>> begin
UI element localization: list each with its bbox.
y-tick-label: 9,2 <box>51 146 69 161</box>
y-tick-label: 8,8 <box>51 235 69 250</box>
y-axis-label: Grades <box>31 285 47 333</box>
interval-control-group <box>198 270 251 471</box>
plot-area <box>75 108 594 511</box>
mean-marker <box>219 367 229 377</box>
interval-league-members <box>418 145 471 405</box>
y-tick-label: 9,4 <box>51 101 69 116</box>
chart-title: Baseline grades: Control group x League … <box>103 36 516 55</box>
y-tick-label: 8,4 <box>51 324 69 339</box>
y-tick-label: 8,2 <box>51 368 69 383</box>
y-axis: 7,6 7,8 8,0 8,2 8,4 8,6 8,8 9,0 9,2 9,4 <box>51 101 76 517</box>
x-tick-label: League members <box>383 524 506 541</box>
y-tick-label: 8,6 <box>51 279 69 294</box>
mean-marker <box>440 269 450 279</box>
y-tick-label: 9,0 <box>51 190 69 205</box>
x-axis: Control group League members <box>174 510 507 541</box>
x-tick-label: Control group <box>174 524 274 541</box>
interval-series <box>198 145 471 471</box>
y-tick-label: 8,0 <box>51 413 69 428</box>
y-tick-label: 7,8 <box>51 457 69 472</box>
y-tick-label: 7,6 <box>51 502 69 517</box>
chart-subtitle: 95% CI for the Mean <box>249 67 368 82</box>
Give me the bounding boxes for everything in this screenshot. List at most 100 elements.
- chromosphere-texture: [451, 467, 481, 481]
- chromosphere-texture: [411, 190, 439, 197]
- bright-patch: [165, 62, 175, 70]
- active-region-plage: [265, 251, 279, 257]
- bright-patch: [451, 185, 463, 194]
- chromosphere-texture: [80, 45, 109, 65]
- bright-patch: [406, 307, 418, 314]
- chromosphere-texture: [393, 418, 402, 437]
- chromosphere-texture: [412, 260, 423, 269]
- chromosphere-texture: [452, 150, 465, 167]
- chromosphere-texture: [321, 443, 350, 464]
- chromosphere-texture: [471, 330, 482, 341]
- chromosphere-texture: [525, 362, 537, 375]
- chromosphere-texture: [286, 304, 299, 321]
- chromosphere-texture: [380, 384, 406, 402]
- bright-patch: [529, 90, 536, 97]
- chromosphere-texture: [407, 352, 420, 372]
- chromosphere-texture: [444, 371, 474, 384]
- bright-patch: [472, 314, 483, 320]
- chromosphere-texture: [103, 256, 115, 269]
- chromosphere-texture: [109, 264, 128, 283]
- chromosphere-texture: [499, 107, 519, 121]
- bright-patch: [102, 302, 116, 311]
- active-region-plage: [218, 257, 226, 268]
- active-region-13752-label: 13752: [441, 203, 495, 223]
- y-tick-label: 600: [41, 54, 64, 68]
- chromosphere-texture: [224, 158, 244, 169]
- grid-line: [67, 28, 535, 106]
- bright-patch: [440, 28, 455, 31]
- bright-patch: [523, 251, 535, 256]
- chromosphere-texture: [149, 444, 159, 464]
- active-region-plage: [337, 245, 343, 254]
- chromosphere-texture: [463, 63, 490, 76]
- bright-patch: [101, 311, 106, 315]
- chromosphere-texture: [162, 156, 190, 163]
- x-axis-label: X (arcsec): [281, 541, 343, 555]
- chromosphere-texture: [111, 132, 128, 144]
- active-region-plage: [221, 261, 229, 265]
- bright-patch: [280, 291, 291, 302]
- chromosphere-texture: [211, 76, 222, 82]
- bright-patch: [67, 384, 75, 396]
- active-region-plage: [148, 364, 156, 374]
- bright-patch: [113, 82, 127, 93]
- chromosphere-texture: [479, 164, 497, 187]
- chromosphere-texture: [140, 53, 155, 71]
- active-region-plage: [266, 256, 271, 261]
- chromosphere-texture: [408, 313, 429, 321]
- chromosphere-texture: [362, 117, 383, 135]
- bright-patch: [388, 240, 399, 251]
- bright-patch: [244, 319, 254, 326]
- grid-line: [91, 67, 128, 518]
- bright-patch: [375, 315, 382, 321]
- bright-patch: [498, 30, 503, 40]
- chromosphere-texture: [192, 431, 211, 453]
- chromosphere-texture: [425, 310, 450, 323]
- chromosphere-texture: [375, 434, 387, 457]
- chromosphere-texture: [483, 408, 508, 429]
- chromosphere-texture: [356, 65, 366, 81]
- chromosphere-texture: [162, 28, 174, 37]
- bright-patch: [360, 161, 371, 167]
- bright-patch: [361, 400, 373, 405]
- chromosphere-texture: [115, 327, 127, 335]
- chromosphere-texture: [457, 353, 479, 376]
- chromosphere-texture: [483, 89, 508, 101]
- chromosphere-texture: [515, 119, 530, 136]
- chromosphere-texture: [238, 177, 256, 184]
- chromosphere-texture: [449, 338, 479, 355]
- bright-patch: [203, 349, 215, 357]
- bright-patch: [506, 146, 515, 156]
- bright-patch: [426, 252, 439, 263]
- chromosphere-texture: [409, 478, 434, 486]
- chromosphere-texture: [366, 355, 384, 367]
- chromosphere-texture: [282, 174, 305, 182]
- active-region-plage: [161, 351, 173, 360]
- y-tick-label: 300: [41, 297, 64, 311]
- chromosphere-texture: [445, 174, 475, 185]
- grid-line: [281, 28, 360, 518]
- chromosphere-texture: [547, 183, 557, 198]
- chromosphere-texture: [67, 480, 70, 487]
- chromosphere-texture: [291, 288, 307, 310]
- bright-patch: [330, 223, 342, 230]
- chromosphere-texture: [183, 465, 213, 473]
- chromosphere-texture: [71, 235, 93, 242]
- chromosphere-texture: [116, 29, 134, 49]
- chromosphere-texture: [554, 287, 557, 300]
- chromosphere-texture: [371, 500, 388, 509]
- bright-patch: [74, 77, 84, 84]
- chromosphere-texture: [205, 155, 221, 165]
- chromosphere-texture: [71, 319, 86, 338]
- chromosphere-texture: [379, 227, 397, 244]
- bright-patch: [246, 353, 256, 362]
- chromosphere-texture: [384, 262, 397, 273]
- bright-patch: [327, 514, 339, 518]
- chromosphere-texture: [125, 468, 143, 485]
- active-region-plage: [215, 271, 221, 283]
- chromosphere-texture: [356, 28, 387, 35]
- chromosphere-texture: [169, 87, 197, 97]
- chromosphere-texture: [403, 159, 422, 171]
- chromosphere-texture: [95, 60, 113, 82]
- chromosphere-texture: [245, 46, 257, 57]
>> end
§ WHAT IS EXPECTED
Retype the rows above word for word, from the very first one through the line containing "y-tick-label: 8,0 <box>51 413 69 428</box>".

§ SOLUTION FOR THIS PROBLEM
UI element localization: list each with its bbox.
y-tick-label: 9,2 <box>51 146 69 161</box>
y-tick-label: 8,8 <box>51 235 69 250</box>
y-axis-label: Grades <box>31 285 47 333</box>
interval-control-group <box>198 270 251 471</box>
plot-area <box>75 108 594 511</box>
mean-marker <box>219 367 229 377</box>
interval-league-members <box>418 145 471 405</box>
y-tick-label: 9,4 <box>51 101 69 116</box>
chart-title: Baseline grades: Control group x League … <box>103 36 516 55</box>
y-tick-label: 8,4 <box>51 324 69 339</box>
y-tick-label: 8,2 <box>51 368 69 383</box>
y-axis: 7,6 7,8 8,0 8,2 8,4 8,6 8,8 9,0 9,2 9,4 <box>51 101 76 517</box>
x-tick-label: League members <box>383 524 506 541</box>
y-tick-label: 8,6 <box>51 279 69 294</box>
mean-marker <box>440 269 450 279</box>
y-tick-label: 9,0 <box>51 190 69 205</box>
x-axis: Control group League members <box>174 510 507 541</box>
x-tick-label: Control group <box>174 524 274 541</box>
interval-series <box>198 145 471 471</box>
y-tick-label: 8,0 <box>51 413 69 428</box>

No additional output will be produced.